Work item> Set down the records again, keeping each line exactly as it is.

Provided data>
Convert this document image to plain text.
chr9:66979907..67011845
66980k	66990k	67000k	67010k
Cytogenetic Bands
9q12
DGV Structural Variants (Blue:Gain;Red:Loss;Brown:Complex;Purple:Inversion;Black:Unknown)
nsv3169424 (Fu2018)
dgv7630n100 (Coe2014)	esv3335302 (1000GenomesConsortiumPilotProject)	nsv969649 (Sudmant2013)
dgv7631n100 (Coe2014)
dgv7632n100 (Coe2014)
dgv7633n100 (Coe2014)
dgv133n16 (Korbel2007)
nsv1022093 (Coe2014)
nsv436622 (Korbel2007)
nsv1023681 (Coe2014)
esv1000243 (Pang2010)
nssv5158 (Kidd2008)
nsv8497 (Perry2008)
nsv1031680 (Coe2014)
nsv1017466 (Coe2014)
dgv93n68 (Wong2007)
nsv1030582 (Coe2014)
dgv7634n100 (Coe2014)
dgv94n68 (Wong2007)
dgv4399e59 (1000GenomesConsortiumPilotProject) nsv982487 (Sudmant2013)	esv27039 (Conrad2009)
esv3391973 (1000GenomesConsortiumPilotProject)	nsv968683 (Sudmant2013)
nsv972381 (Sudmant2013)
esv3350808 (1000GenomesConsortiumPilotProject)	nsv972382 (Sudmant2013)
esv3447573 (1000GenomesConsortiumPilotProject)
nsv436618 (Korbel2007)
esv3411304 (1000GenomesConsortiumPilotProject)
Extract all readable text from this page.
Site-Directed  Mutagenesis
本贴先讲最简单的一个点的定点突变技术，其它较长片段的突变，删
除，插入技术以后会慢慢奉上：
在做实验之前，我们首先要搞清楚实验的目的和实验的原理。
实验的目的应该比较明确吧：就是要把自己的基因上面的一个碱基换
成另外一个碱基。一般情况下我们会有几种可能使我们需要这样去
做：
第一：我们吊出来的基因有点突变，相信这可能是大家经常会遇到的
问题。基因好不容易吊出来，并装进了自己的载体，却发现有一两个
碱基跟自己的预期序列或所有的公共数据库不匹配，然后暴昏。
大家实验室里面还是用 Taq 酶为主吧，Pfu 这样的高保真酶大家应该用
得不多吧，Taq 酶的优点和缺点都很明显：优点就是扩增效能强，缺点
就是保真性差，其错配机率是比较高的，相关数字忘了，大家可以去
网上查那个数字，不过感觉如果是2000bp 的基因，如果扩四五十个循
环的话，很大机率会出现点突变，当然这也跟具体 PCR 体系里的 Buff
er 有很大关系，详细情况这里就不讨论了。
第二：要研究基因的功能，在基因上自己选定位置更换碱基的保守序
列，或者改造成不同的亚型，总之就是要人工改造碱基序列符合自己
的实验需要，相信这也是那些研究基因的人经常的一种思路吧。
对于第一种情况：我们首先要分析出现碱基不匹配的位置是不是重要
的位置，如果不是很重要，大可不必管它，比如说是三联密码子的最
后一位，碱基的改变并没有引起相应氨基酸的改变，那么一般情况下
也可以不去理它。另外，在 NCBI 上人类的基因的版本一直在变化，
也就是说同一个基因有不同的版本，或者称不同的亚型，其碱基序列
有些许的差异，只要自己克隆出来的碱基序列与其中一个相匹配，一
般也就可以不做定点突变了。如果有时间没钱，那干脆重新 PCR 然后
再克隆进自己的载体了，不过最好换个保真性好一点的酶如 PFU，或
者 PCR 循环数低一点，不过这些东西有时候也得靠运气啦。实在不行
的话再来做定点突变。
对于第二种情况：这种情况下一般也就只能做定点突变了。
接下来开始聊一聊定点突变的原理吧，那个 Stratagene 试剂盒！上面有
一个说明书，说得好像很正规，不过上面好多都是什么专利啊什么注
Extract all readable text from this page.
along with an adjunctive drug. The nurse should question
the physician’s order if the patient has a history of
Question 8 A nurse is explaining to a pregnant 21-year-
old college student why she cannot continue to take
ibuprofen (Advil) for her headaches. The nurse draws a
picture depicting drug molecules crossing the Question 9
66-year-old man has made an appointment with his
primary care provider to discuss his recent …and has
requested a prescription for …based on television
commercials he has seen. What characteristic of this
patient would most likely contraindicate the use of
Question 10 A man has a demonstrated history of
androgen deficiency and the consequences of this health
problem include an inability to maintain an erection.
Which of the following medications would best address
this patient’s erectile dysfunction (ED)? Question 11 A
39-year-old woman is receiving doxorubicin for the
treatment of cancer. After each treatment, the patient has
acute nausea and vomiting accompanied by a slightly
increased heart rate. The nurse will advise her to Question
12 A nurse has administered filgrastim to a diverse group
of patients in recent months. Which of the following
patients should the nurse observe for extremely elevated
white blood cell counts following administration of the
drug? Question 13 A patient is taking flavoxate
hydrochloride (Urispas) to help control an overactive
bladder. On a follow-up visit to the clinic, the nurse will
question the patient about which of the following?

Answer for the task>
Convert this document image to plain text.
chr9:66979907..67011845
66980k	66990k	67000k	67010k
Cytogenetic Bands
9q12
DGV Structural Variants (Blue:Gain;Red:Loss;Brown:Complex;Purple:Inversion;Black:Unknown)
nsv3169424 (Fu2018)
dgv7630n100 (Coe2014)	esv3335302 (1000GenomesConsortiumPilotProject)	nsv969649 (Sudmant2013)
dgv7631n100 (Coe2014)
dgv7632n100 (Coe2014)
dgv7633n100 (Coe2014)
dgv133n16 (Korbel2007)
nsv1022093 (Coe2014)
nsv436622 (Korbel2007)
nsv1023681 (Coe2014)
esv1000243 (Pang2010)
nssv5158 (Kidd2008)
nsv8497 (Perry2008)
nsv1031680 (Coe2014)
nsv1017466 (Coe2014)
dgv93n68 (Wong2007)
nsv1030582 (Coe2014)
dgv7634n100 (Coe2014)
dgv94n68 (Wong2007)
dgv4399e59 (1000GenomesConsortiumPilotProject) nsv982487 (Sudmant2013)	esv27039 (Conrad2009)
esv3391973 (1000GenomesConsortiumPilotProject)	nsv968683 (Sudmant2013)
nsv972381 (Sudmant2013)
esv3350808 (1000GenomesConsortiumPilotProject)	nsv972382 (Sudmant2013)
esv3447573 (1000GenomesConsortiumPilotProject)
nsv436618 (Korbel2007)
esv3411304 (1000GenomesConsortiumPilotProject)
Extract all readable text from this page.
Site-Directed  Mutagenesis
本贴先讲最简单的一个点的定点突变技术，其它较长片段的突变，删
除，插入技术以后会慢慢奉上：
在做实验之前，我们首先要搞清楚实验的目的和实验的原理。
实验的目的应该比较明确吧：就是要把自己的基因上面的一个碱基换
成另外一个碱基。一般情况下我们会有几种可能使我们需要这样去
做：
第一：我们吊出来的基因有点突变，相信这可能是大家经常会遇到的
问题。基因好不容易吊出来，并装进了自己的载体，却发现有一两个
碱基跟自己的预期序列或所有的公共数据库不匹配，然后暴昏。
大家实验室里面还是用 Taq 酶为主吧，Pfu 这样的高保真酶大家应该用
得不多吧，Taq 酶的优点和缺点都很明显：优点就是扩增效能强，缺点
就是保真性差，其错配机率是比较高的，相关数字忘了，大家可以去
网上查那个数字，不过感觉如果是2000bp 的基因，如果扩四五十个循
环的话，很大机率会出现点突变，当然这也跟具体 PCR 体系里的 Buff
er 有很大关系，详细情况这里就不讨论了。
第二：要研究基因的功能，在基因上自己选定位置更换碱基的保守序
列，或者改造成不同的亚型，总之就是要人工改造碱基序列符合自己
的实验需要，相信这也是那些研究基因的人经常的一种思路吧。
对于第一种情况：我们首先要分析出现碱基不匹配的位置是不是重要
的位置，如果不是很重要，大可不必管它，比如说是三联密码子的最
后一位，碱基的改变并没有引起相应氨基酸的改变，那么一般情况下
也可以不去理它。另外，在 NCBI 上人类的基因的版本一直在变化，
也就是说同一个基因有不同的版本，或者称不同的亚型，其碱基序列
有些许的差异，只要自己克隆出来的碱基序列与其中一个相匹配，一
般也就可以不做定点突变了。如果有时间没钱，那干脆重新 PCR 然后
再克隆进自己的载体了，不过最好换个保真性好一点的酶如 PFU，或
者 PCR 循环数低一点，不过这些东西有时候也得靠运气啦。实在不行
的话再来做定点突变。
对于第二种情况：这种情况下一般也就只能做定点突变了。
接下来开始聊一聊定点突变的原理吧，那个 Stratagene 试剂盒！上面有
一个说明书，说得好像很正规，不过上面好多都是什么专利啊什么注
Extract all readable text from this page.
along with an adjunctive drug. The nurse should question
the physician’s order if the patient has a history of
Question 8 A nurse is explaining to a pregnant 21-year-
old college student why she cannot continue to take
ibuprofen (Advil) for her headaches. The nurse draws a
picture depicting drug molecules crossing the Question 9
66-year-old man has made an appointment with his
primary care provider to discuss his recent …and has
requested a prescription for …based on television
commercials he has seen. What characteristic of this
patient would most likely contraindicate the use of
Question 10 A man has a demonstrated history of
androgen deficiency and the consequences of this health
problem include an inability to maintain an erection.
Which of the following medications would best address
this patient’s erectile dysfunction (ED)? Question 11 A
39-year-old woman is receiving doxorubicin for the
treatment of cancer. After each treatment, the patient has
acute nausea and vomiting accompanied by a slightly
increased heart rate. The nurse will advise her to Question
12 A nurse has administered filgrastim to a diverse group
of patients in recent months. Which of the following
patients should the nurse observe for extremely elevated
white blood cell counts following administration of the
drug? Question 13 A patient is taking flavoxate
hydrochloride (Urispas) to help control an overactive
bladder. On a follow-up visit to the clinic, the nurse will
question the patient about which of the following?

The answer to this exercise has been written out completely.